• [SHORT EXERCISE] Do not include the pictures; repeat the rest of the data exactly.

• [EXTRACTED RECORDS]
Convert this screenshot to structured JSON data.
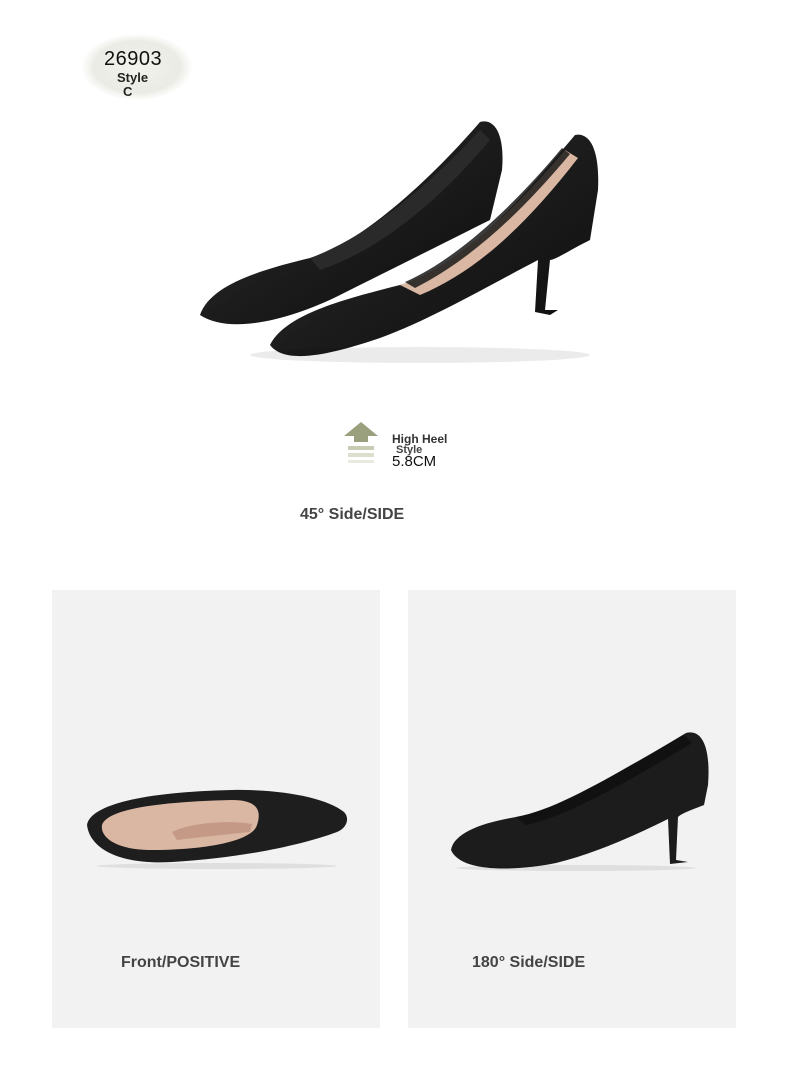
{
  "badge": {
    "code": "26903",
    "style_label": "Style",
    "variant": "C"
  },
  "heel_info": {
    "title": "High Heel",
    "subtitle": "Style",
    "height": "5.8CM"
  },
  "views": {
    "side45": "45° Side/SIDE",
    "front": "Front/POSITIVE",
    "side180": "180° Side/SIDE"
  },
  "colors": {
    "shoe": "#1e1e1e",
    "lining": "#d9b7a3",
    "panel_bg": "#f2f2f2",
    "arrow": "#9aa07e"
  }
}
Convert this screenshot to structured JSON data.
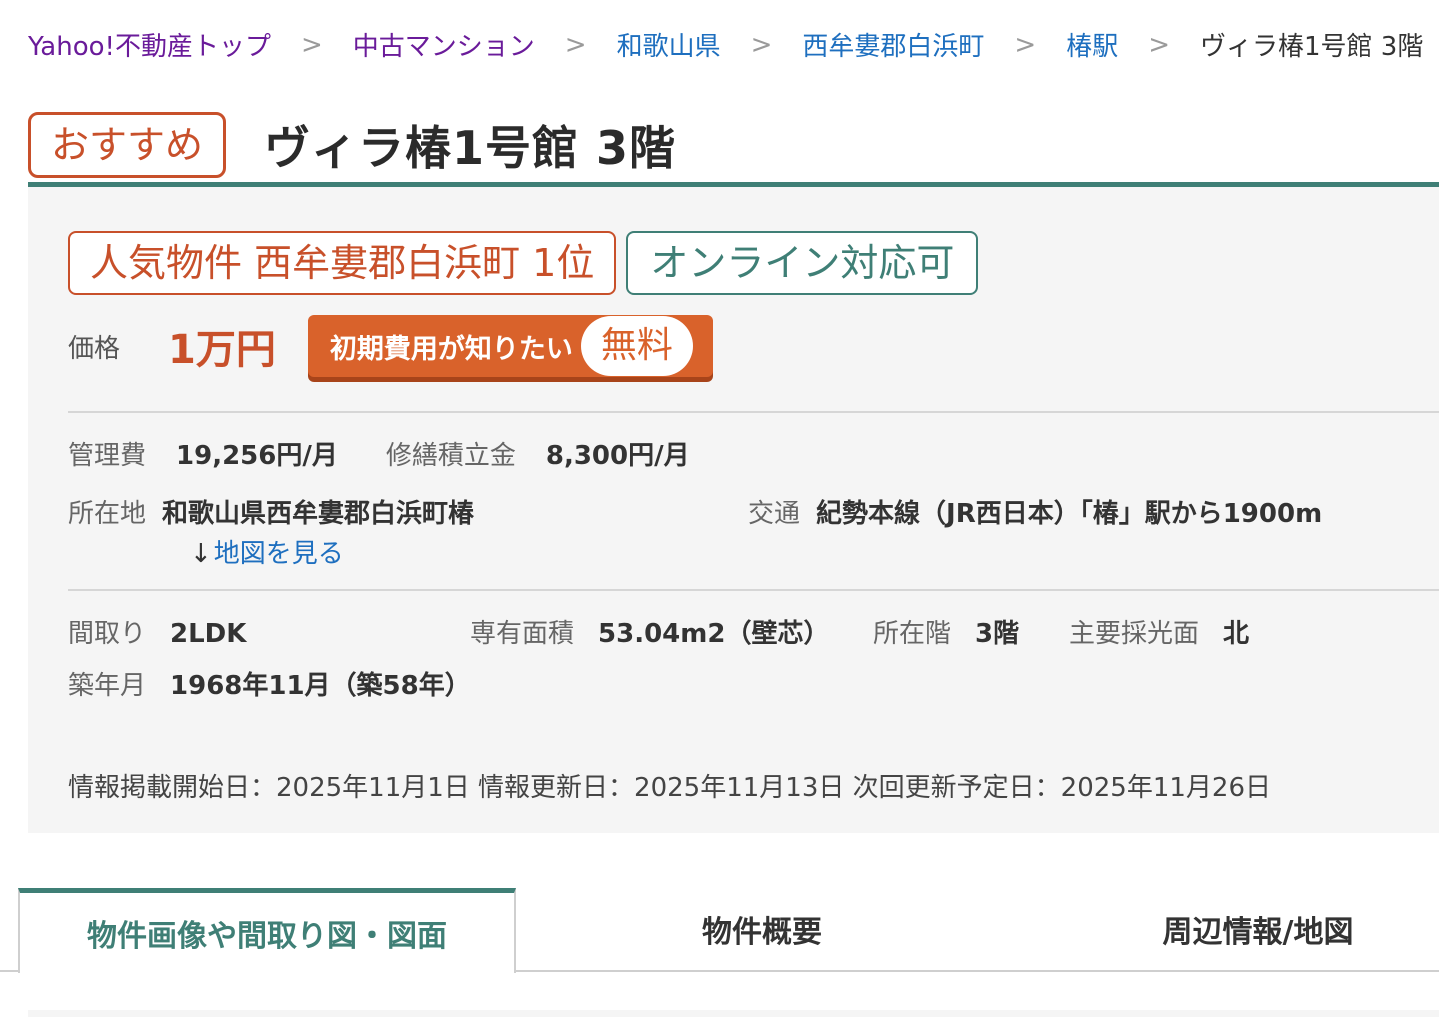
{
  "breadcrumb": {
    "items": [
      {
        "label": "Yahoo!不動産トップ"
      },
      {
        "label": "中古マンション"
      },
      {
        "label": "和歌山県"
      },
      {
        "label": "西牟婁郡白浜町"
      },
      {
        "label": "椿駅"
      }
    ],
    "current": "ヴィラ椿1号館 3階",
    "separator": ">"
  },
  "header": {
    "badge": "おすすめ",
    "title": "ヴィラ椿1号館 3階"
  },
  "badges": {
    "rank": "人気物件 西牟婁郡白浜町 1位",
    "online": "オンライン対応可"
  },
  "price": {
    "label": "価格",
    "value": "1万円",
    "cta_label": "初期費用が知りたい",
    "cta_free": "無料"
  },
  "fees": {
    "management_label": "管理費",
    "management_value": "19,256円/月",
    "repair_label": "修繕積立金",
    "repair_value": "8,300円/月"
  },
  "location": {
    "address_label": "所在地",
    "address_value": "和歌山県西牟婁郡白浜町椿",
    "map_link": "地図を見る",
    "access_label": "交通",
    "access_value": "紀勢本線（JR西日本）「椿」駅から1900m"
  },
  "specs": {
    "layout_label": "間取り",
    "layout_value": "2LDK",
    "area_label": "専有面積",
    "area_value": "53.04m2（壁芯）",
    "floor_label": "所在階",
    "floor_value": "3階",
    "light_label": "主要採光面",
    "light_value": "北",
    "built_label": "築年月",
    "built_value": "1968年11月（築58年）"
  },
  "dates": {
    "text": "情報掲載開始日：2025年11月1日 情報更新日：2025年11月13日 次回更新予定日：2025年11月26日"
  },
  "tabs": [
    {
      "label": "物件画像や間取り図・図面",
      "active": true
    },
    {
      "label": "物件概要",
      "active": false
    },
    {
      "label": "周辺情報/地図",
      "active": false
    }
  ],
  "colors": {
    "accent_orange": "#c8502a",
    "accent_green": "#3f7f76",
    "link_blue": "#1e6fbf",
    "link_visited": "#6a1b9a"
  }
}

• [WRITTEN SOLUTION]
Convert this screenshot to structured JSON data.
{
  "badge": {
    "code": "26903",
    "style_label": "Style",
    "variant": "C"
  },
  "heel_info": {
    "title": "High Heel",
    "subtitle": "Style",
    "height": "5.8CM"
  },
  "views": {
    "side45": "45° Side/SIDE",
    "front": "Front/POSITIVE",
    "side180": "180° Side/SIDE"
  },
  "colors": {
    "shoe": "#1e1e1e",
    "lining": "#d9b7a3",
    "panel_bg": "#f2f2f2",
    "arrow": "#9aa07e"
  }
}
Convert this screenshot to structured JSON data.
{
  "breadcrumb": {
    "items": [
      {
        "label": "Yahoo!不動産トップ"
      },
      {
        "label": "中古マンション"
      },
      {
        "label": "和歌山県"
      },
      {
        "label": "西牟婁郡白浜町"
      },
      {
        "label": "椿駅"
      }
    ],
    "current": "ヴィラ椿1号館 3階",
    "separator": ">"
  },
  "header": {
    "badge": "おすすめ",
    "title": "ヴィラ椿1号館 3階"
  },
  "badges": {
    "rank": "人気物件 西牟婁郡白浜町 1位",
    "online": "オンライン対応可"
  },
  "price": {
    "label": "価格",
    "value": "1万円",
    "cta_label": "初期費用が知りたい",
    "cta_free": "無料"
  },
  "fees": {
    "management_label": "管理費",
    "management_value": "19,256円/月",
    "repair_label": "修繕積立金",
    "repair_value": "8,300円/月"
  },
  "location": {
    "address_label": "所在地",
    "address_value": "和歌山県西牟婁郡白浜町椿",
    "map_link": "地図を見る",
    "access_label": "交通",
    "access_value": "紀勢本線（JR西日本）「椿」駅から1900m"
  },
  "specs": {
    "layout_label": "間取り",
    "layout_value": "2LDK",
    "area_label": "専有面積",
    "area_value": "53.04m2（壁芯）",
    "floor_label": "所在階",
    "floor_value": "3階",
    "light_label": "主要採光面",
    "light_value": "北",
    "built_label": "築年月",
    "built_value": "1968年11月（築58年）"
  },
  "dates": {
    "text": "情報掲載開始日：2025年11月1日 情報更新日：2025年11月13日 次回更新予定日：2025年11月26日"
  },
  "tabs": [
    {
      "label": "物件画像や間取り図・図面",
      "active": true
    },
    {
      "label": "物件概要",
      "active": false
    },
    {
      "label": "周辺情報/地図",
      "active": false
    }
  ],
  "colors": {
    "accent_orange": "#c8502a",
    "accent_green": "#3f7f76",
    "link_blue": "#1e6fbf",
    "link_visited": "#6a1b9a"
  }
}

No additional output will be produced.